Requirement -
Output each entry exactly; skip nothing.

(Recorded data)
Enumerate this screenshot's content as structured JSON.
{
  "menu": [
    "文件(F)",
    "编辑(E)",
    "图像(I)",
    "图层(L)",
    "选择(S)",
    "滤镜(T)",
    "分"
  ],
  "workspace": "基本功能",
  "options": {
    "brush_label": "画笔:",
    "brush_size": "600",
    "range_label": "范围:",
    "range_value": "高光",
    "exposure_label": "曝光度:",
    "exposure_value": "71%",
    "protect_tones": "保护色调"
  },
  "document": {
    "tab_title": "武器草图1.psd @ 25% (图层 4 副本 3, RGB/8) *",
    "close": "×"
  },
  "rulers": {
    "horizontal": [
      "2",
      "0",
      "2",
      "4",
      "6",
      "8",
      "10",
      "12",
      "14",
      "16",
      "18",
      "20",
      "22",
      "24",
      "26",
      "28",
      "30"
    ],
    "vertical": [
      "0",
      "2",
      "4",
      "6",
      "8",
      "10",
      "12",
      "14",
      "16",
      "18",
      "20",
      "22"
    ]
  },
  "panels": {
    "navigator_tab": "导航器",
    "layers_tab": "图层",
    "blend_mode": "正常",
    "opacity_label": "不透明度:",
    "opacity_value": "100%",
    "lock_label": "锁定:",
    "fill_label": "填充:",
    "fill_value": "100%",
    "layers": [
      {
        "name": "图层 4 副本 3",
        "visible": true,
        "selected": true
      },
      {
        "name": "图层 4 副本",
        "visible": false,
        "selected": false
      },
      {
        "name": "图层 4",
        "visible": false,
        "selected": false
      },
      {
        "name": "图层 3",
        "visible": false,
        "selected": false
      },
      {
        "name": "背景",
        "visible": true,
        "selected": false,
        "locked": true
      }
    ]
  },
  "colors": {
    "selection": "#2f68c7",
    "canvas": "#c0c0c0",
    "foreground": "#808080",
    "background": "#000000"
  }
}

Result -
Enumerate this screenshot's content as structured JSON.
{
  "menu": [
    "文件(F)",
    "编辑(E)",
    "图像(I)",
    "图层(L)",
    "选择(S)",
    "滤镜(T)",
    "分"
  ],
  "workspace": "基本功能",
  "options": {
    "brush_label": "画笔:",
    "brush_size": "600",
    "range_label": "范围:",
    "range_value": "高光",
    "exposure_label": "曝光度:",
    "exposure_value": "71%",
    "protect_tones": "保护色调"
  },
  "document": {
    "tab_title": "武器草图1.psd @ 25% (图层 4 副本 3, RGB/8) *",
    "close": "×"
  },
  "rulers": {
    "horizontal": [
      "2",
      "0",
      "2",
      "4",
      "6",
      "8",
      "10",
      "12",
      "14",
      "16",
      "18",
      "20",
      "22",
      "24",
      "26",
      "28",
      "30"
    ],
    "vertical": [
      "0",
      "2",
      "4",
      "6",
      "8",
      "10",
      "12",
      "14",
      "16",
      "18",
      "20",
      "22"
    ]
  },
  "panels": {
    "navigator_tab": "导航器",
    "layers_tab": "图层",
    "blend_mode": "正常",
    "opacity_label": "不透明度:",
    "opacity_value": "100%",
    "lock_label": "锁定:",
    "fill_label": "填充:",
    "fill_value": "100%",
    "layers": [
      {
        "name": "图层 4 副本 3",
        "visible": true,
        "selected": true
      },
      {
        "name": "图层 4 副本",
        "visible": false,
        "selected": false
      },
      {
        "name": "图层 4",
        "visible": false,
        "selected": false
      },
      {
        "name": "图层 3",
        "visible": false,
        "selected": false
      },
      {
        "name": "背景",
        "visible": true,
        "selected": false,
        "locked": true
      }
    ]
  },
  "colors": {
    "selection": "#2f68c7",
    "canvas": "#c0c0c0",
    "foreground": "#808080",
    "background": "#000000"
  }
}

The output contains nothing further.